Task brief: Report all lines from the entries below in which "JSON" appears.

Dataset entries:
::::
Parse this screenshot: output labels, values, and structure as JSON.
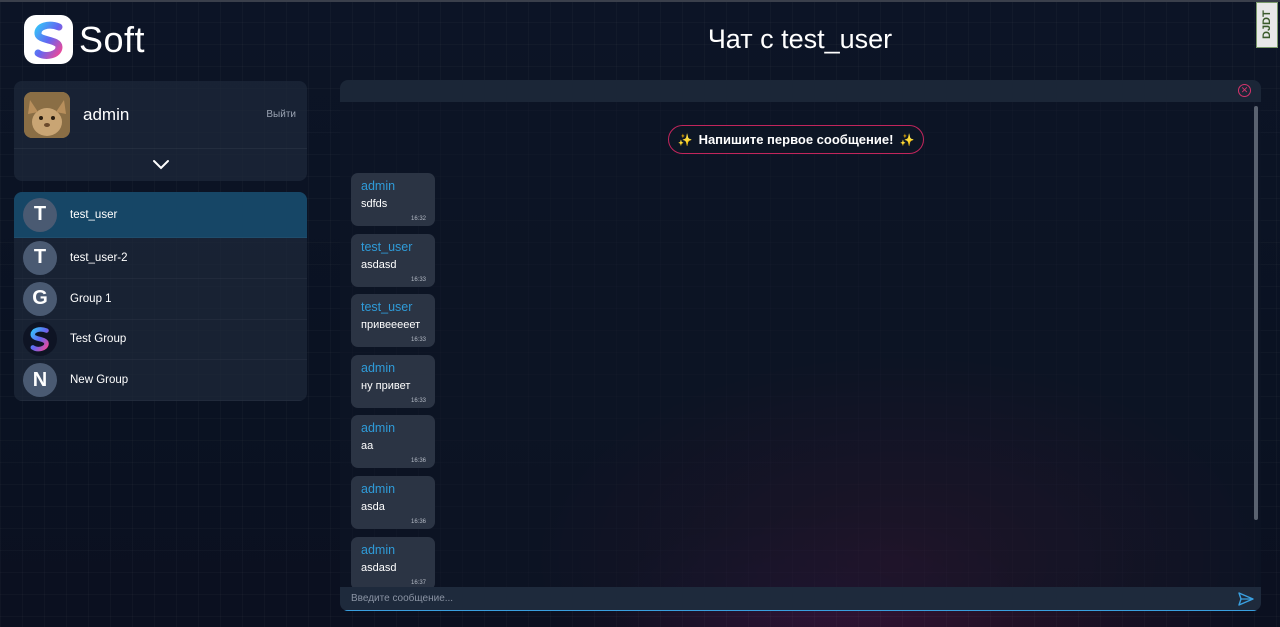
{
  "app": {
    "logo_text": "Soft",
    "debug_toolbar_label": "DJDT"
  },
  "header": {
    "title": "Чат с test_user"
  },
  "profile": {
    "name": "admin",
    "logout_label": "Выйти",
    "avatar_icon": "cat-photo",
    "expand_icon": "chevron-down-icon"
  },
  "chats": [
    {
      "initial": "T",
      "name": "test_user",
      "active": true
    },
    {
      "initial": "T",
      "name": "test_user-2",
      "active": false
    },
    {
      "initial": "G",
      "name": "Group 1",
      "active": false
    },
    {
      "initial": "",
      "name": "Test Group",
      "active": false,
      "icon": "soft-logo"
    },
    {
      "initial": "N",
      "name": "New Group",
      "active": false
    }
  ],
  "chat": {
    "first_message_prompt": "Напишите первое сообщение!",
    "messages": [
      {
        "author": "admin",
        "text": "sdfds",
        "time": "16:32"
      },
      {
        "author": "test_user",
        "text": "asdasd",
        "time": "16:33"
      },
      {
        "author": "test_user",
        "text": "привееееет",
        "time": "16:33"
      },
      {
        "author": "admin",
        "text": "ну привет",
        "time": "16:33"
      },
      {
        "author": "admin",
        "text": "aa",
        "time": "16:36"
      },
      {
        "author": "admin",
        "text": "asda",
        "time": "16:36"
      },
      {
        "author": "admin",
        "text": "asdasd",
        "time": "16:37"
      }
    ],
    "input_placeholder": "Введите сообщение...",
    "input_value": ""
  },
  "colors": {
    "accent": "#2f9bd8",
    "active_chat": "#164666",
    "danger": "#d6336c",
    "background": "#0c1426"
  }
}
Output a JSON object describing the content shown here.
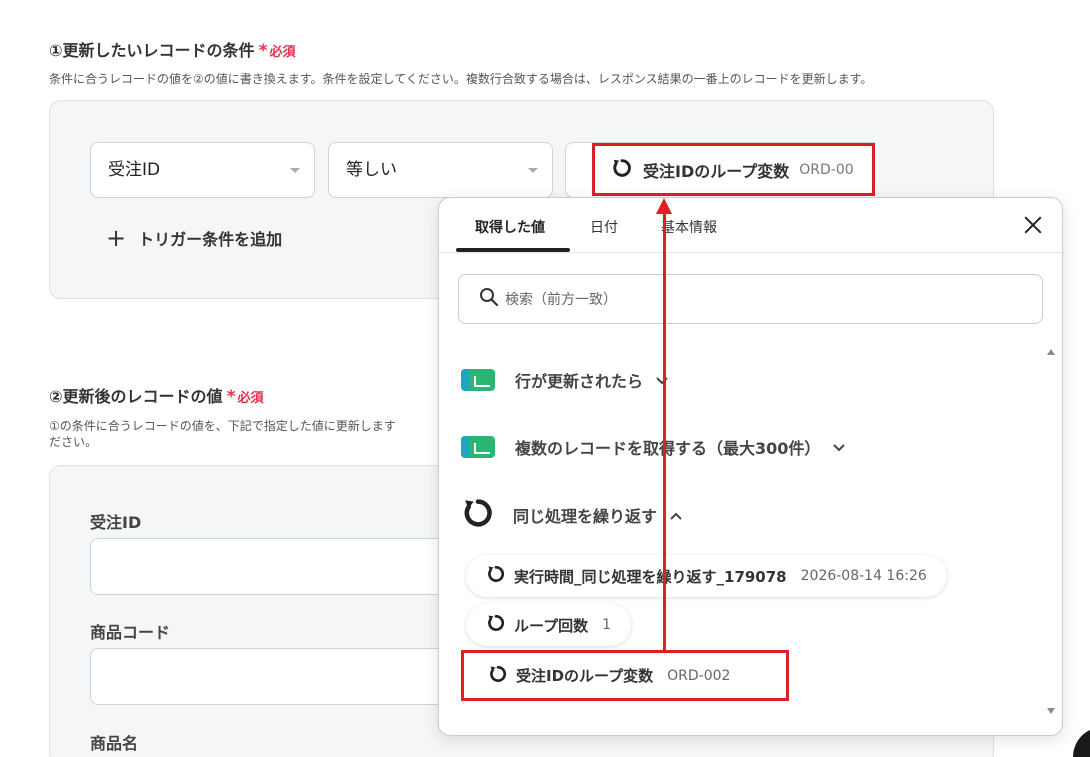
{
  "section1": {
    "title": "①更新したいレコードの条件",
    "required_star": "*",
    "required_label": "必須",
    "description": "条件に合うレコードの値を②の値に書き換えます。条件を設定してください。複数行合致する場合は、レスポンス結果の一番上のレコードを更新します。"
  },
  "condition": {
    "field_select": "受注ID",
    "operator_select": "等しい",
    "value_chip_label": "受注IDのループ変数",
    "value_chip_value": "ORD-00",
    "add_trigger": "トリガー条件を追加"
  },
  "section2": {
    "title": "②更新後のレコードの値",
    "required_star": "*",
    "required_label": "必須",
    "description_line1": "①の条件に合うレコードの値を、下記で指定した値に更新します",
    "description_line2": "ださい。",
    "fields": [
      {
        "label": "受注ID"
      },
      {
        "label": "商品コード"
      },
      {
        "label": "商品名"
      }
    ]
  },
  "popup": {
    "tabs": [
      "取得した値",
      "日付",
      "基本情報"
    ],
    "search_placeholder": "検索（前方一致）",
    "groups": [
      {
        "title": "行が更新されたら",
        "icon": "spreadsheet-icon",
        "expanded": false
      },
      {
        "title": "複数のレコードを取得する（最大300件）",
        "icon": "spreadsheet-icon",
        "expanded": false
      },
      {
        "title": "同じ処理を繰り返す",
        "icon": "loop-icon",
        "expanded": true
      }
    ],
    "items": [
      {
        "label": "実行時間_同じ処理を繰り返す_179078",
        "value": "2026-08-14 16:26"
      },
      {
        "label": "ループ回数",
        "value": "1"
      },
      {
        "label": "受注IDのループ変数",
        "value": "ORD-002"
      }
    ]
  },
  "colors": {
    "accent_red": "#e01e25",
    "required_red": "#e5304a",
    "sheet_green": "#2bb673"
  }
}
::::
Solution to the exercise:
Parse this screenshot: output labels, values, and structure as JSON.
Output a JSON object describing the content shown here.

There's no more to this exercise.